Aim »
Return each line that holds the word "Dash".

Raw data »
begin

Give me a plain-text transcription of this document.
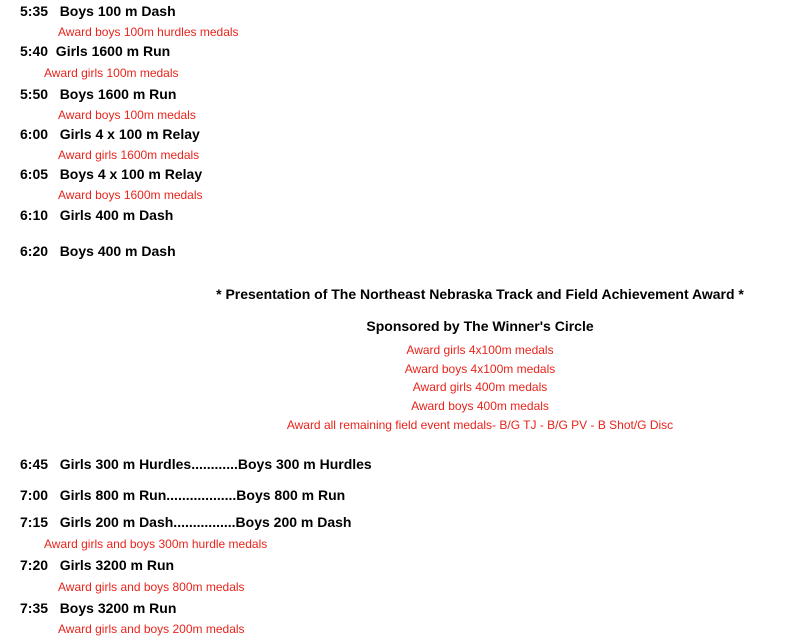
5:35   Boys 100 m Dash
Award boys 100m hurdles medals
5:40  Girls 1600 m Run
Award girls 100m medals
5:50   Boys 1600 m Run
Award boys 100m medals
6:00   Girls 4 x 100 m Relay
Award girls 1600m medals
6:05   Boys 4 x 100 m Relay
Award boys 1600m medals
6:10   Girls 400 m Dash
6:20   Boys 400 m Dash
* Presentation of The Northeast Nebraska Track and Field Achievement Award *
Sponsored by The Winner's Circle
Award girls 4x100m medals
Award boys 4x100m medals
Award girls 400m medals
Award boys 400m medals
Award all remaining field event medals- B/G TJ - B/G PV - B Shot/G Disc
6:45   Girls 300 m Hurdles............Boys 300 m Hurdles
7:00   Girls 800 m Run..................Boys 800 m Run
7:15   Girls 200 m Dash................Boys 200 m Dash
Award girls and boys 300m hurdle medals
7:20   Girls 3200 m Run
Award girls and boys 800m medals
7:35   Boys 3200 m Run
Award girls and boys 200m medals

end
begin

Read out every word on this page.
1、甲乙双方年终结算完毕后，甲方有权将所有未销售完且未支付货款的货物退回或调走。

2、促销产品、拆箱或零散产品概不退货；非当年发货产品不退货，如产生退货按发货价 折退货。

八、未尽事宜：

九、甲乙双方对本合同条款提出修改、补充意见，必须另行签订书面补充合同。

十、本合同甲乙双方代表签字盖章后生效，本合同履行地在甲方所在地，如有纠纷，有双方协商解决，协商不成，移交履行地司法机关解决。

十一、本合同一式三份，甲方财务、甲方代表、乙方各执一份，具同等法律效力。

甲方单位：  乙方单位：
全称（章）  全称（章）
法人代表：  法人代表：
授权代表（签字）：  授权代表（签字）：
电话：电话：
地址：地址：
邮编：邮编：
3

end
begin

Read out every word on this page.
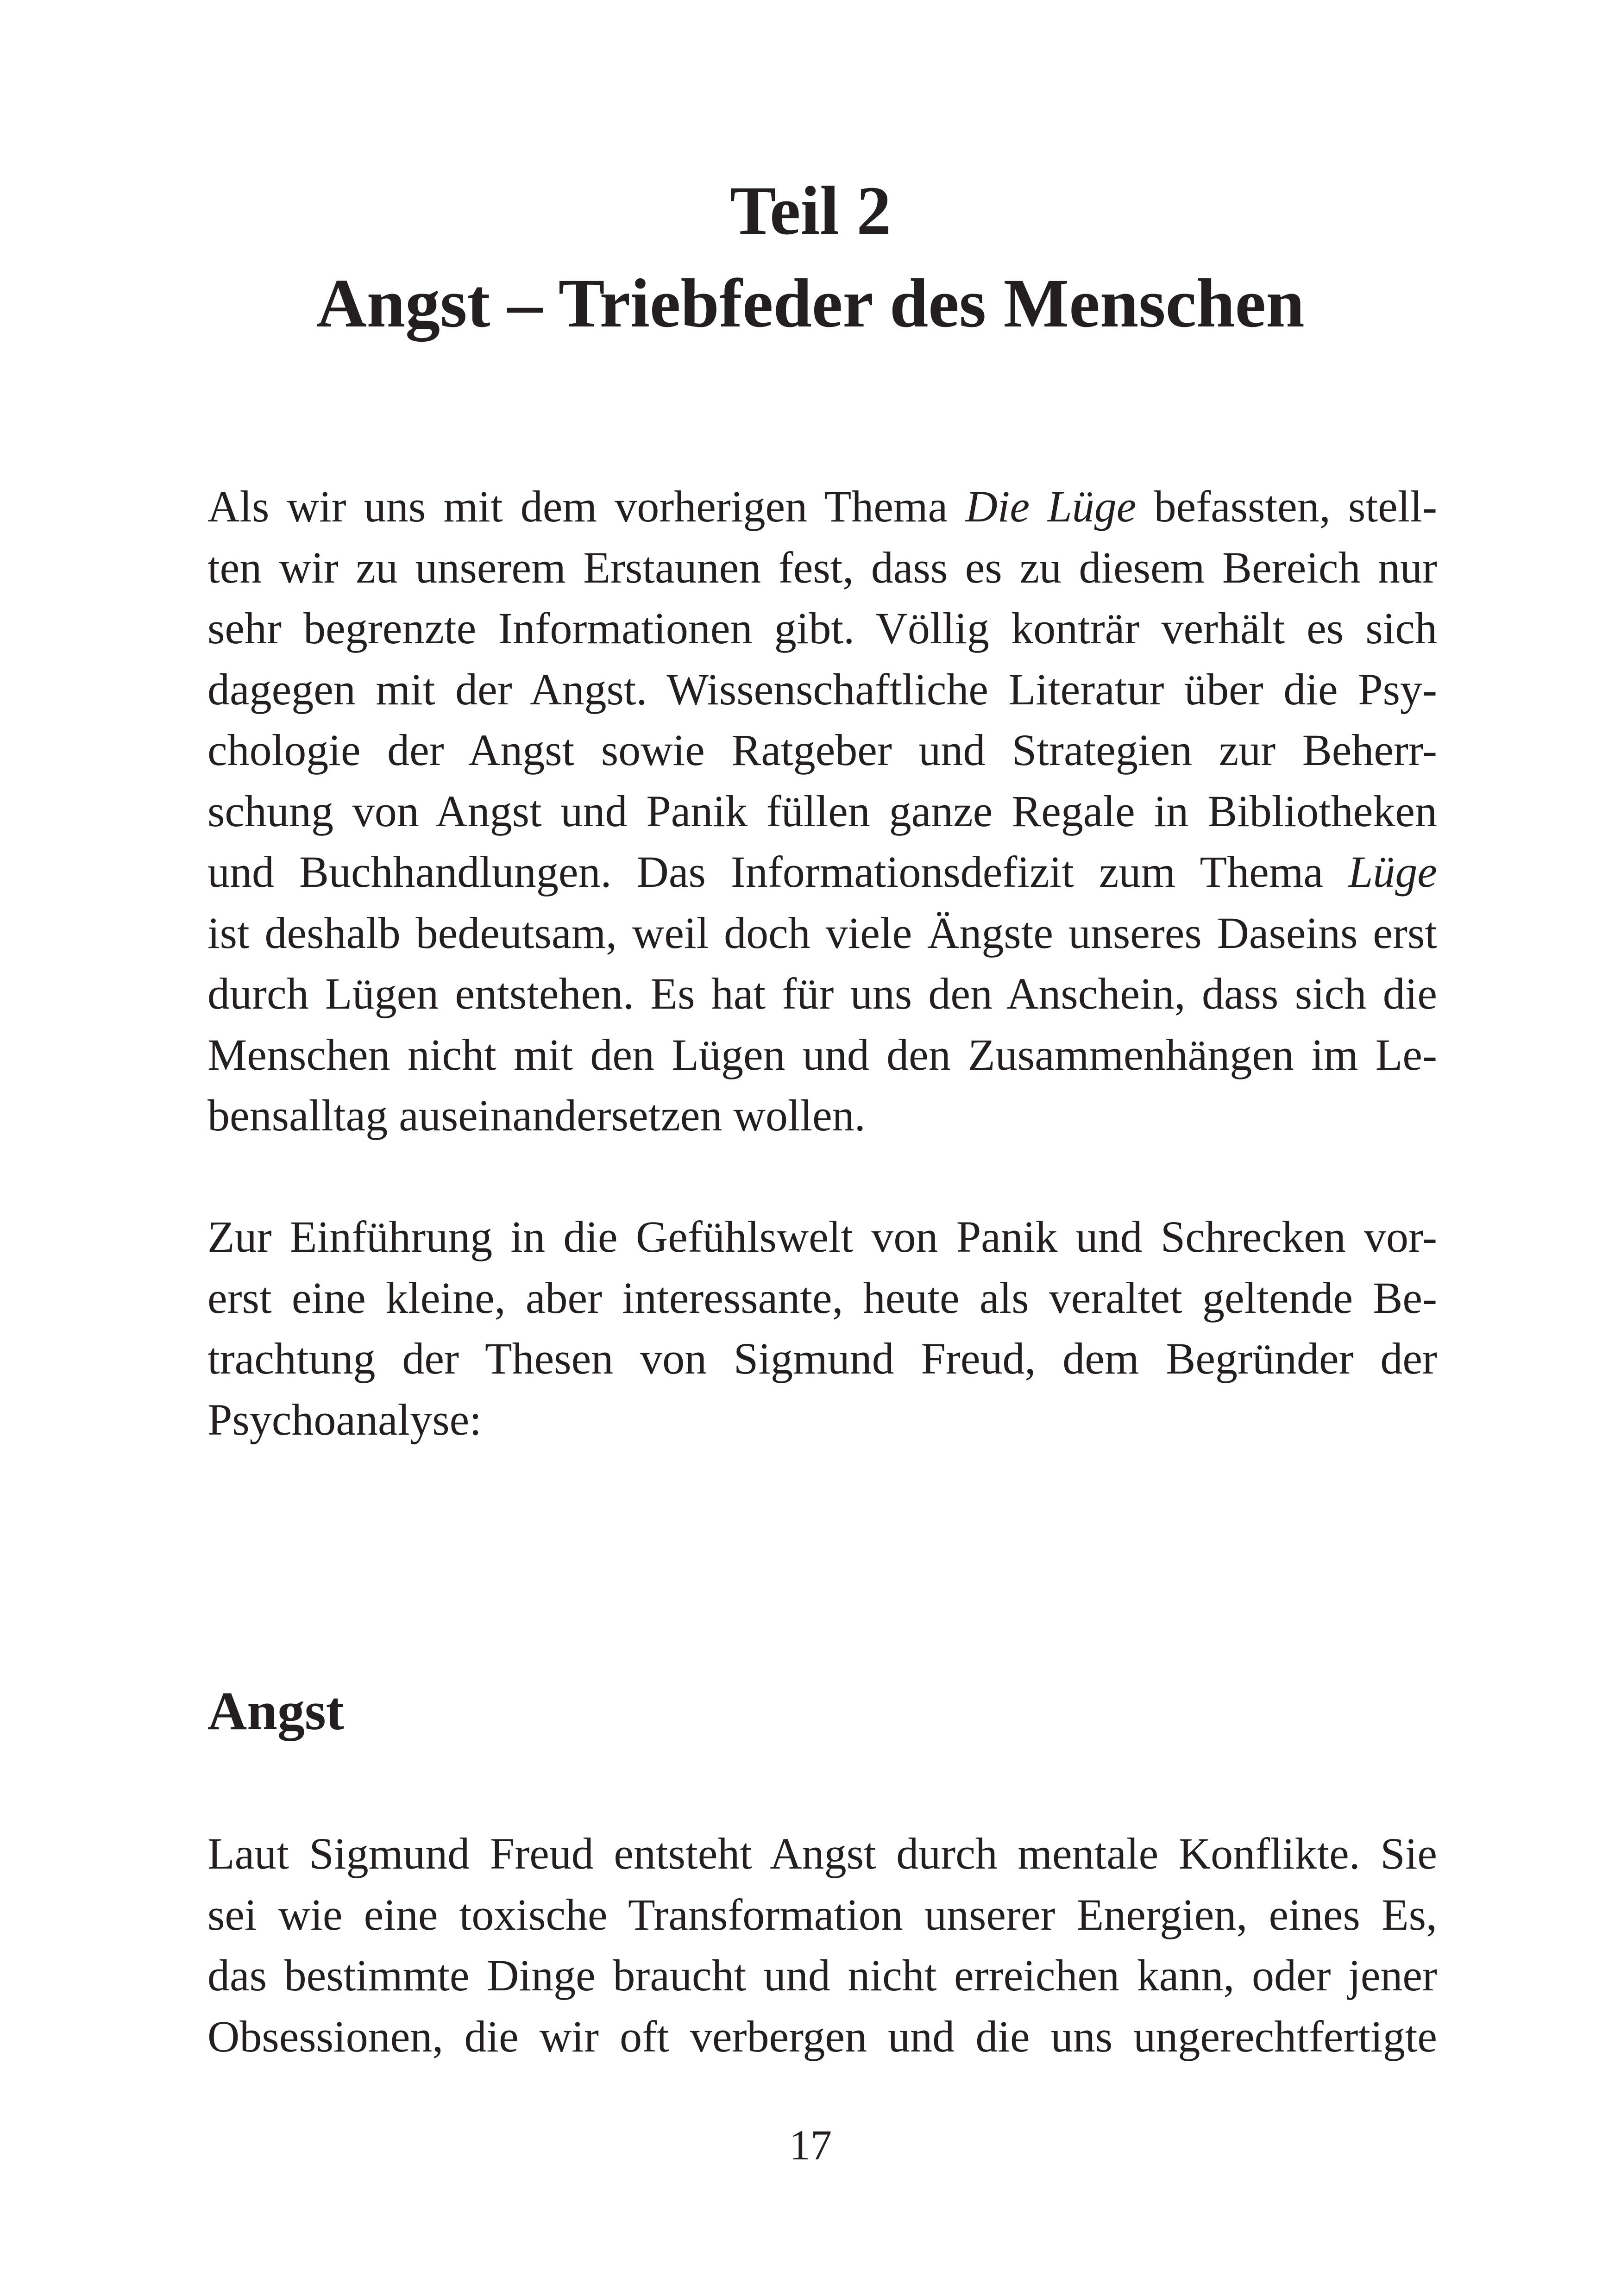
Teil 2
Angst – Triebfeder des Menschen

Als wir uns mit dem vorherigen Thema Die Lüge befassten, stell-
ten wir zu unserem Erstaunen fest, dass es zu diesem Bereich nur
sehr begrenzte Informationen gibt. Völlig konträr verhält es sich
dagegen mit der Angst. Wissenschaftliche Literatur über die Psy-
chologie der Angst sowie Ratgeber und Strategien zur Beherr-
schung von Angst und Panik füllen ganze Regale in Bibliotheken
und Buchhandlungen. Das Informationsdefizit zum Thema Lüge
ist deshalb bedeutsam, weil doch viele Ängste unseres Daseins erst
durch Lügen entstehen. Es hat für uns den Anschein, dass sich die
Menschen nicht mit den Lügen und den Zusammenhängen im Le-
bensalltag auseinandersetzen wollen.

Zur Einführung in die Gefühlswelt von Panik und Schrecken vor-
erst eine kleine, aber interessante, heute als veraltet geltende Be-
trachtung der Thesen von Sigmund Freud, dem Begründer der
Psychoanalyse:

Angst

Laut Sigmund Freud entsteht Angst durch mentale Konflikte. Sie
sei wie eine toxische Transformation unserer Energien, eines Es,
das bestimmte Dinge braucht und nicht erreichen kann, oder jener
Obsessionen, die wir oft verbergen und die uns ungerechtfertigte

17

end

Solved problem »
5:35   Boys 100 m Dash
6:10   Girls 400 m Dash
6:20   Boys 400 m Dash
7:15   Girls 200 m Dash................Boys 200 m Dash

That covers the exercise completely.